Transcribe the material in full. Nothing should differ except that the pictures are left out.

### INFORMATION GIVEN ###

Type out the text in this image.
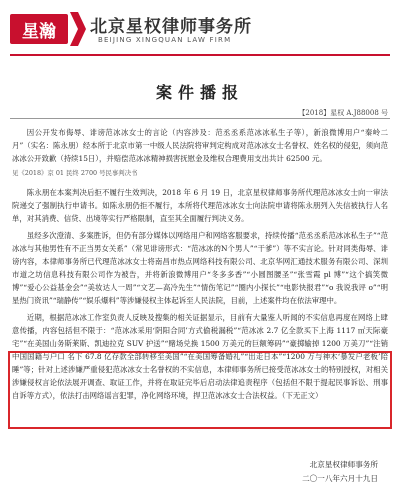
星瀚	北京星权律师事务所
BEIJING XINGQUAN LAW FIRM
案件播报
【2018】星权 A.J88008 号

因公开发布侮辱、诽谤范冰冰女士的言论（内容涉及：范丞丞系范冰冰私生子等），新浪微博用户“秦岭二月”（实名：陈永朋）经本所于北京市第一中级人民法院将审判定构成对范冰冰女士名誉权、姓名权的侵犯，须向范冰冰公开致歉（持续15日），并赔偿范冰冰精神损害抚慰金及维权合理费用支出共计 62500 元。

见《2018》京 01 民终 2700 号民事判决书

陈永朋在本案判决后拒不履行生效判决，2018 年 6 月 19 日，北京星权律师事务所代理范冰冰女士向一审法院递交了强制执行申请书。如陈永朋仍拒不履行，本所将代理范冰冰女士向法院申请将陈永朋列入失信被执行人名单，对其消费、信贷、出境等实行严格限制，直至其全面履行判决义务。

虽经多次澄清、多案胜诉，但仍有部分媒体以网络用户和网络客服要求，持续传播“范丞丞系范冰冰私生子”“范冰冰与其他男性有不正当男女关系”（常见诽谤形式：“范冰冰的N个男人”“干爹”）等不实言论。针对同类侮辱、诽谤内容，本律师事务所已代理范冰冰女士将南昌市热点网络科技有限公司、北京华网汇通技术服务有限公司、深圳市道之坊信息科技有限公司作为被告，并将新浪微博用户“冬多多香”“小圆图腰圣”“张雪霞 pl 博”“这个搞笑微博”“爱心公益基金会”“美妆达人一周”“文艺—高冷先生”“情伤笔记”“圈内小探长”“电影快报君”“o 我说我评 o”“明星热门资讯”“瑞静传”“娱乐爆料”等涉嫌侵权主体起诉至人民法院，目前，上述案件均在依法审理中。

近期，根据范冰冰工作室负责人反映及搜集的相关证据显示，目前有大量鉴人听闻的不实信息再度在网络上肆意传播，内容包括但不限于：“范冰冰采用‘阴阳合同’方式偷税漏税”“范冰冰 2.7 亿全款买下上海 1117 ㎡天际豪宅”“在美国山务斯莱斯、凯迪拉克 SUV 护送”“赌场兑换 1500 万美元的巨额筹码”“豪掷输掉 1200 万美刀”“注销中国国籍与户口 名下 67.8 亿存款全部转移至美国”“在美国筹备婚礼”“出走日本”“1200 万与神木‘暴发户老板’陪睡”等；针对上述涉嫌严重侵犯范冰冰女士名誉权的不实信息，本律师事务所已接受范冰冰女士的特别授权，对相关涉嫌侵权言论依法展开调查、取证工作，并将在取证完毕后启动法律追责程序（包括但不限于提起民事诉讼、刑事自诉等方式），依法打击网络谣言犯罪，净化网络环境，捍卫范冰冰女士合法权益。（下无正文）

北京星权律师事务所
二〇一八年六月十九日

###

## RESULT
Type out the text in this image.
星瀚	北京星权律师事务所
BEIJING XINGQUAN LAW FIRM
案件播报
【2018】星权 A.J88008 号

因公开发布侮辱、诽谤范冰冰女士的言论（内容涉及：范丞丞系范冰冰私生子等），新浪微博用户“秦岭二月”（实名：陈永朋）经本所于北京市第一中级人民法院将审判定构成对范冰冰女士名誉权、姓名权的侵犯，须向范冰冰公开致歉（持续15日），并赔偿范冰冰精神损害抚慰金及维权合理费用支出共计 62500 元。

见《2018》京 01 民终 2700 号民事判决书

陈永朋在本案判决后拒不履行生效判决，2018 年 6 月 19 日，北京星权律师事务所代理范冰冰女士向一审法院递交了强制执行申请书。如陈永朋仍拒不履行，本所将代理范冰冰女士向法院申请将陈永朋列入失信被执行人名单，对其消费、信贷、出境等实行严格限制，直至其全面履行判决义务。

虽经多次澄清、多案胜诉，但仍有部分媒体以网络用户和网络客服要求，持续传播“范丞丞系范冰冰私生子”“范冰冰与其他男性有不正当男女关系”（常见诽谤形式：“范冰冰的N个男人”“干爹”）等不实言论。针对同类侮辱、诽谤内容，本律师事务所已代理范冰冰女士将南昌市热点网络科技有限公司、北京华网汇通技术服务有限公司、深圳市道之坊信息科技有限公司作为被告，并将新浪微博用户“冬多多香”“小圆图腰圣”“张雪霞 pl 博”“这个搞笑微博”“爱心公益基金会”“美妆达人一周”“文艺—高冷先生”“情伤笔记”“圈内小探长”“电影快报君”“o 我说我评 o”“明星热门资讯”“瑞静传”“娱乐爆料”等涉嫌侵权主体起诉至人民法院，目前，上述案件均在依法审理中。

近期，根据范冰冰工作室负责人反映及搜集的相关证据显示，目前有大量鉴人听闻的不实信息再度在网络上肆意传播，内容包括但不限于：“范冰冰采用‘阴阳合同’方式偷税漏税”“范冰冰 2.7 亿全款买下上海 1117 ㎡天际豪宅”“在美国山务斯莱斯、凯迪拉克 SUV 护送”“赌场兑换 1500 万美元的巨额筹码”“豪掷输掉 1200 万美刀”“注销中国国籍与户口 名下 67.8 亿存款全部转移至美国”“在美国筹备婚礼”“出走日本”“1200 万与神木‘暴发户老板’陪睡”等；针对上述涉嫌严重侵犯范冰冰女士名誉权的不实信息，本律师事务所已接受范冰冰女士的特别授权，对相关涉嫌侵权言论依法展开调查、取证工作，并将在取证完毕后启动法律追责程序（包括但不限于提起民事诉讼、刑事自诉等方式），依法打击网络谣言犯罪，净化网络环境，捍卫范冰冰女士合法权益。（下无正文）

北京星权律师事务所
二〇一八年六月十九日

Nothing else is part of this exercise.